### Written task:
Identify the lines holding "JSON" and copy them.

(begin)

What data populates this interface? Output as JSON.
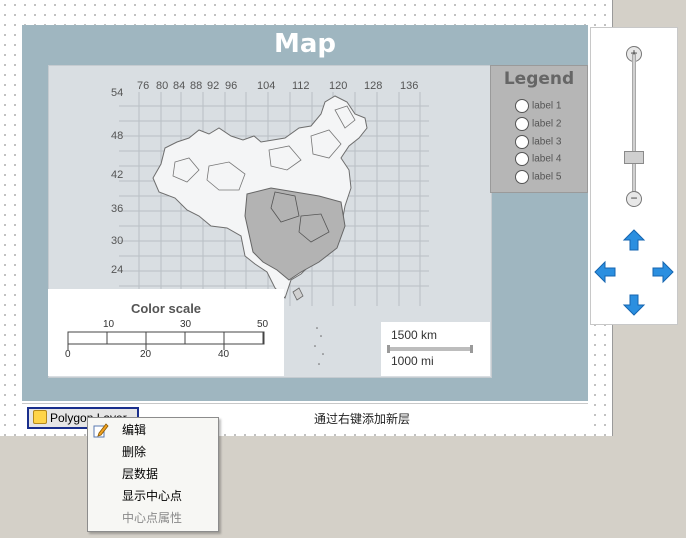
{
  "map": {
    "title": "Map",
    "lon_ticks": [
      "76",
      "80",
      "84",
      "88",
      "92",
      "96",
      "104",
      "112",
      "120",
      "128",
      "136"
    ],
    "lat_ticks": [
      "54",
      "48",
      "42",
      "36",
      "30",
      "24"
    ]
  },
  "legend": {
    "title": "Legend",
    "items": [
      "label 1",
      "label 2",
      "label 3",
      "label 4",
      "label 5"
    ]
  },
  "color_scale": {
    "title": "Color scale",
    "top_ticks": [
      "10",
      "30",
      "50"
    ],
    "bottom_ticks": [
      "0",
      "20",
      "40"
    ]
  },
  "scale_bar": {
    "km": "1500 km",
    "mi": "1000 mi"
  },
  "status": {
    "layer_name": "Polygon Layer",
    "hint": "通过右键添加新层"
  },
  "context_menu": {
    "items": [
      {
        "label": "编辑",
        "enabled": true
      },
      {
        "label": "删除",
        "enabled": true
      },
      {
        "label": "层数据",
        "enabled": true
      },
      {
        "label": "显示中心点",
        "enabled": true
      },
      {
        "label": "中心点属性",
        "enabled": false
      }
    ]
  },
  "navigation": {
    "zoom_in": "+",
    "zoom_out": "−"
  },
  "colors": {
    "panel": "#9fb6c0",
    "arrow": "#2b8fe0",
    "selection": "#1a2f8c"
  }
}
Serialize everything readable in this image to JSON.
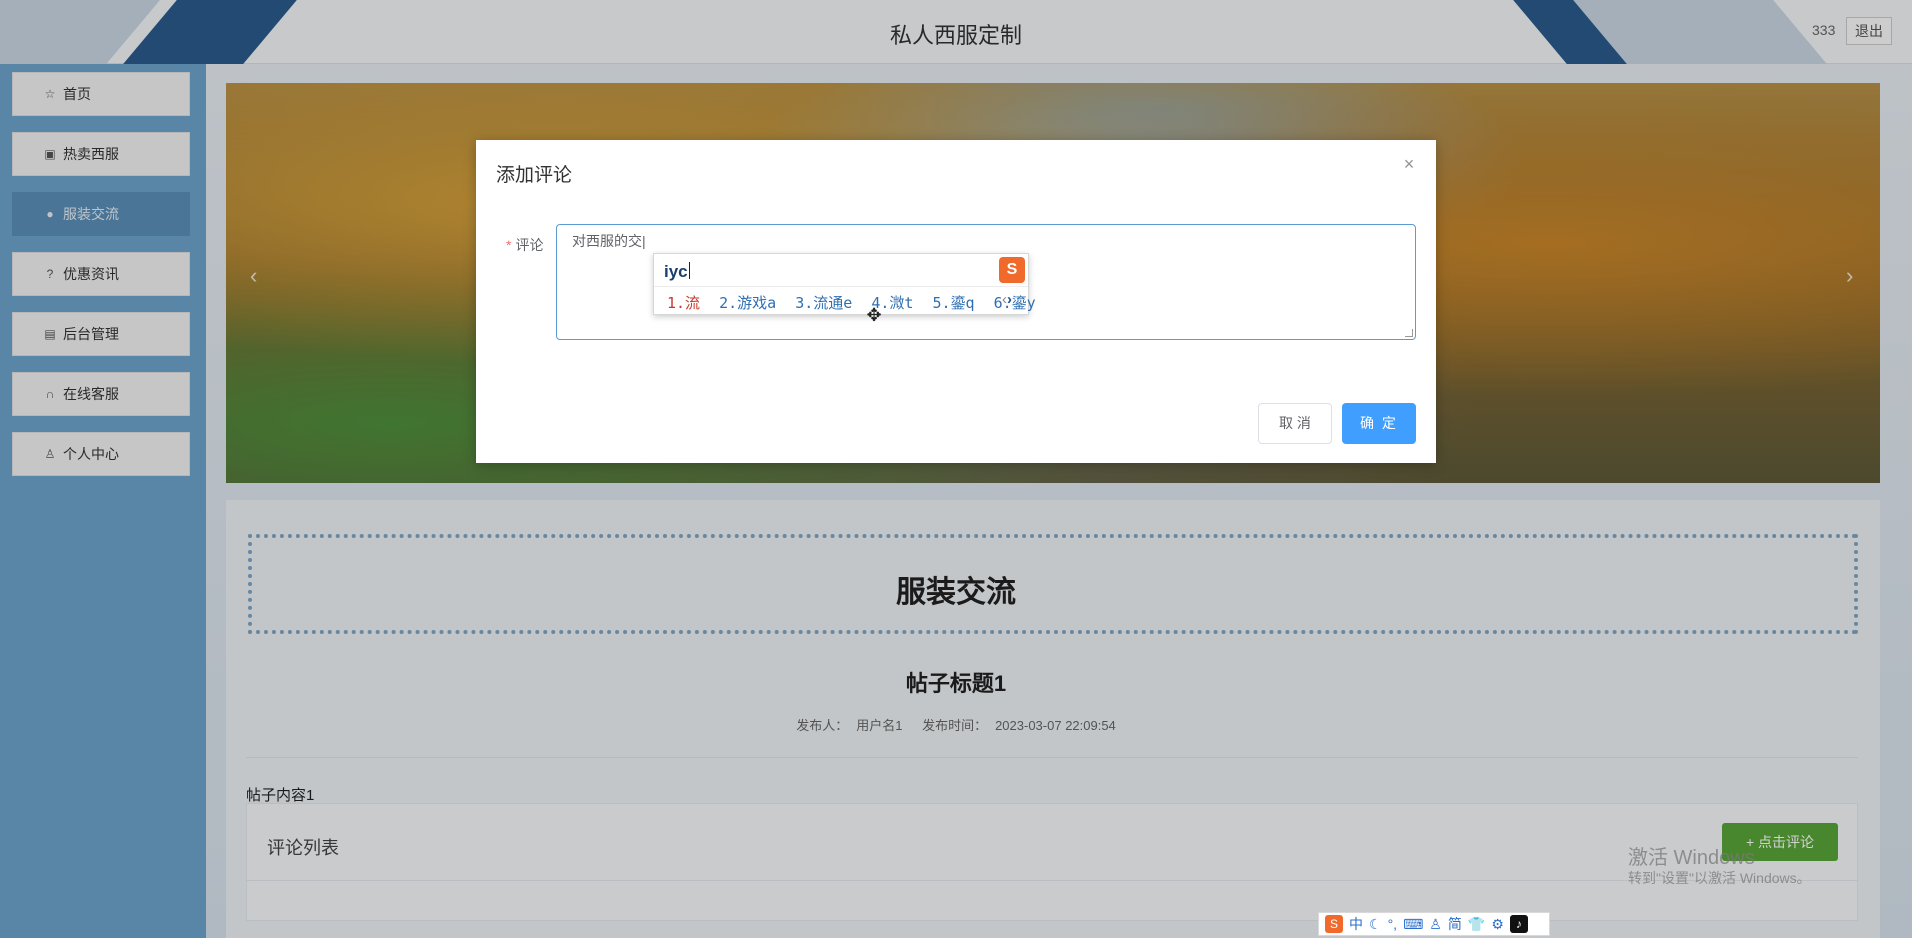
{
  "header": {
    "title": "私人西服定制",
    "username": "333",
    "logout_label": "退出"
  },
  "sidebar": {
    "items": [
      {
        "label": "首页",
        "icon": "star-icon",
        "glyph": "☆"
      },
      {
        "label": "热卖西服",
        "icon": "bag-icon",
        "glyph": "▣"
      },
      {
        "label": "服装交流",
        "icon": "info-icon",
        "glyph": "●"
      },
      {
        "label": "优惠资讯",
        "icon": "question-icon",
        "glyph": "?"
      },
      {
        "label": "后台管理",
        "icon": "briefcase-icon",
        "glyph": "▤"
      },
      {
        "label": "在线客服",
        "icon": "headset-icon",
        "glyph": "∩"
      },
      {
        "label": "个人中心",
        "icon": "user-icon",
        "glyph": "♙"
      }
    ],
    "active_index": 2
  },
  "banner": {
    "prev_glyph": "‹",
    "next_glyph": "›"
  },
  "main": {
    "section_title": "服装交流",
    "post_title": "帖子标题1",
    "meta": {
      "publisher_label": "发布人：",
      "publisher": "用户名1",
      "time_label": "发布时间：",
      "time": "2023-03-07 22:09:54"
    },
    "post_content": "帖子内容1",
    "comments_header": "评论列表",
    "comment_button": "+ 点击评论"
  },
  "dialog": {
    "title": "添加评论",
    "close_glyph": "×",
    "field_label": "评论",
    "textarea_value": "对西服的交|",
    "cancel_label": "取 消",
    "confirm_label": "确 定"
  },
  "ime": {
    "pinyin": "iyc",
    "logo_glyph": "S",
    "candidates": [
      "1.流",
      "2.游戏a",
      "3.流通e",
      "4.溦t",
      "5.鎏q",
      "6.鎏y"
    ],
    "prev": "‹",
    "next": "›"
  },
  "imebar": {
    "logo": "S",
    "items": [
      "中",
      "☾",
      "°,",
      "⌨",
      "♙",
      "简",
      "👕",
      "⚙"
    ],
    "tiktok": "♪"
  },
  "watermark": {
    "line1": "激活 Windows",
    "line2": "转到\"设置\"以激活 Windows。"
  },
  "colors": {
    "primary": "#409eff",
    "sidebar_bg": "#6da4cc",
    "header_stripe": "#2a5b8c",
    "success": "#5aa53a",
    "required": "#f56c6c"
  }
}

(end)

### Solved exercise:
What data populates this interface? Output as JSON.
Serialize everything readable in this image to JSON.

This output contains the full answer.